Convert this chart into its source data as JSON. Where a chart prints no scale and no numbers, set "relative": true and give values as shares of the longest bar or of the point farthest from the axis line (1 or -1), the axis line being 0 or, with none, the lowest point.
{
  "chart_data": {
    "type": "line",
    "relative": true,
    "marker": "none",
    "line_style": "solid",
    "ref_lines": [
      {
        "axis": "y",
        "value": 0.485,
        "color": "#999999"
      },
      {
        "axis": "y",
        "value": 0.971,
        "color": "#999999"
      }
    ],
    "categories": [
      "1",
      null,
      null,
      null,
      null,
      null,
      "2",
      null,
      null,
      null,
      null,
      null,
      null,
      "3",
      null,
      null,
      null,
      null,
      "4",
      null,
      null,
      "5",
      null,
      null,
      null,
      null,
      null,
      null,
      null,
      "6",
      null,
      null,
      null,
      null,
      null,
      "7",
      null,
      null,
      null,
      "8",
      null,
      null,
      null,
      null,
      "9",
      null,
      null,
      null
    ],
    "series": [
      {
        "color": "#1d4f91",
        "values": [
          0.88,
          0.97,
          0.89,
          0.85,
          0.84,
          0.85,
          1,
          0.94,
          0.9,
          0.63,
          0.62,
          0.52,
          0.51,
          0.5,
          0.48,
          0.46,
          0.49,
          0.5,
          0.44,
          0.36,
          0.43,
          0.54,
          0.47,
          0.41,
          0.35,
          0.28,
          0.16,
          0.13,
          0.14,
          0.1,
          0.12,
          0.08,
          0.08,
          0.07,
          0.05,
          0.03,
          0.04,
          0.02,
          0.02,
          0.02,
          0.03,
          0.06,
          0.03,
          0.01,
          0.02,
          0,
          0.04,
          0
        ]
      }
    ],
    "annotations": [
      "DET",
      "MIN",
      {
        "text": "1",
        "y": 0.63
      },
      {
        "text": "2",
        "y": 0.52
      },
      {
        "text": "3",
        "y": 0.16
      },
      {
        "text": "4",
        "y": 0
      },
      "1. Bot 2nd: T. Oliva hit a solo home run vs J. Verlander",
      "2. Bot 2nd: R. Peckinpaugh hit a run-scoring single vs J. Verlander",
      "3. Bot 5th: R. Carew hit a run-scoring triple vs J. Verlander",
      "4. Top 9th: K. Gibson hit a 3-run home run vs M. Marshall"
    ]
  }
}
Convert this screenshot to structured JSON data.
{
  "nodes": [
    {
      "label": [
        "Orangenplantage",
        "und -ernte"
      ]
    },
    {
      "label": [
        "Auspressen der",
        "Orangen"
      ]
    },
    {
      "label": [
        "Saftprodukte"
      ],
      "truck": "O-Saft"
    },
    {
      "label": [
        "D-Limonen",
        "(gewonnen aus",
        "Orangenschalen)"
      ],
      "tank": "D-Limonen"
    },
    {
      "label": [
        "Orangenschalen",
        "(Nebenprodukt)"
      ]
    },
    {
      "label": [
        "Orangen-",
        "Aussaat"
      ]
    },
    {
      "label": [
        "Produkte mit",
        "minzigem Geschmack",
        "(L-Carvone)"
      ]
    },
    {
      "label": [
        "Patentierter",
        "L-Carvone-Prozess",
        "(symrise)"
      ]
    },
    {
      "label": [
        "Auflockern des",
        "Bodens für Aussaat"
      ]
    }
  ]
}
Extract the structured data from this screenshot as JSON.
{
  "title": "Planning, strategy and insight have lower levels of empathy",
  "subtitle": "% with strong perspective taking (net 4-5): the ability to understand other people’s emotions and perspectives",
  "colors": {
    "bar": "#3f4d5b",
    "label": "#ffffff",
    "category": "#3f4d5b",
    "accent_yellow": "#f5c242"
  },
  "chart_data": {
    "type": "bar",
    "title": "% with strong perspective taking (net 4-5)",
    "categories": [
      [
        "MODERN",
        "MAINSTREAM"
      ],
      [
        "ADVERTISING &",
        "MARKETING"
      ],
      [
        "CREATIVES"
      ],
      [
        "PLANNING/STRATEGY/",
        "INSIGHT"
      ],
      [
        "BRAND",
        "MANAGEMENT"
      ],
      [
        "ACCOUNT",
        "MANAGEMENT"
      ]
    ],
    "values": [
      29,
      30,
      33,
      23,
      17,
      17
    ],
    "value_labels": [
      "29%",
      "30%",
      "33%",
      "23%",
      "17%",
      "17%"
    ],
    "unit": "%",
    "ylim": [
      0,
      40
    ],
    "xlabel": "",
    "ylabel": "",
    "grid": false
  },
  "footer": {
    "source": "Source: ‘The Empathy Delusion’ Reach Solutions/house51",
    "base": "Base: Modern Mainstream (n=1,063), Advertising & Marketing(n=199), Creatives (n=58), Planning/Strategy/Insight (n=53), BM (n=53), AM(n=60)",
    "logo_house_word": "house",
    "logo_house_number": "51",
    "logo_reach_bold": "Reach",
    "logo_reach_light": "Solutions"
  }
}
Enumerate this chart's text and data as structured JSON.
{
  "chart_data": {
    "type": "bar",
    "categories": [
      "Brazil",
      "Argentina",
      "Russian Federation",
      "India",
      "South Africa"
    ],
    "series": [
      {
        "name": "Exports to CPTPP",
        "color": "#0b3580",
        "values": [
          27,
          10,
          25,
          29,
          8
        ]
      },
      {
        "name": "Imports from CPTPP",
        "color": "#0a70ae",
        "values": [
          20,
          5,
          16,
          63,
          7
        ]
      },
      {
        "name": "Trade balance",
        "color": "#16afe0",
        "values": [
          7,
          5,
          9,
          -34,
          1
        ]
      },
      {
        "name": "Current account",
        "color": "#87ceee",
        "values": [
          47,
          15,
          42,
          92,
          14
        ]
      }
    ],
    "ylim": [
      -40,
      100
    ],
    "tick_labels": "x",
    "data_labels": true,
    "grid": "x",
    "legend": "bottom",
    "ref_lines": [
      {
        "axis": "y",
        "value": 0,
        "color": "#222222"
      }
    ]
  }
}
□ □ □ □ □
Task prompt
Output the line holding "Enumerate this chart's", then every later line through the end of the records above, exactly as given and nothing else.

Solution for this exercise
Enumerate this chart's text and data as structured JSON.
{
  "chart_data": {
    "type": "bar",
    "categories": [
      "Brazil",
      "Argentina",
      "Russian Federation",
      "India",
      "South Africa"
    ],
    "series": [
      {
        "name": "Exports to CPTPP",
        "color": "#0b3580",
        "values": [
          27,
          10,
          25,
          29,
          8
        ]
      },
      {
        "name": "Imports from CPTPP",
        "color": "#0a70ae",
        "values": [
          20,
          5,
          16,
          63,
          7
        ]
      },
      {
        "name": "Trade balance",
        "color": "#16afe0",
        "values": [
          7,
          5,
          9,
          -34,
          1
        ]
      },
      {
        "name": "Current account",
        "color": "#87ceee",
        "values": [
          47,
          15,
          42,
          92,
          14
        ]
      }
    ],
    "ylim": [
      -40,
      100
    ],
    "tick_labels": "x",
    "data_labels": true,
    "grid": "x",
    "legend": "bottom",
    "ref_lines": [
      {
        "axis": "y",
        "value": 0,
        "color": "#222222"
      }
    ]
  }
}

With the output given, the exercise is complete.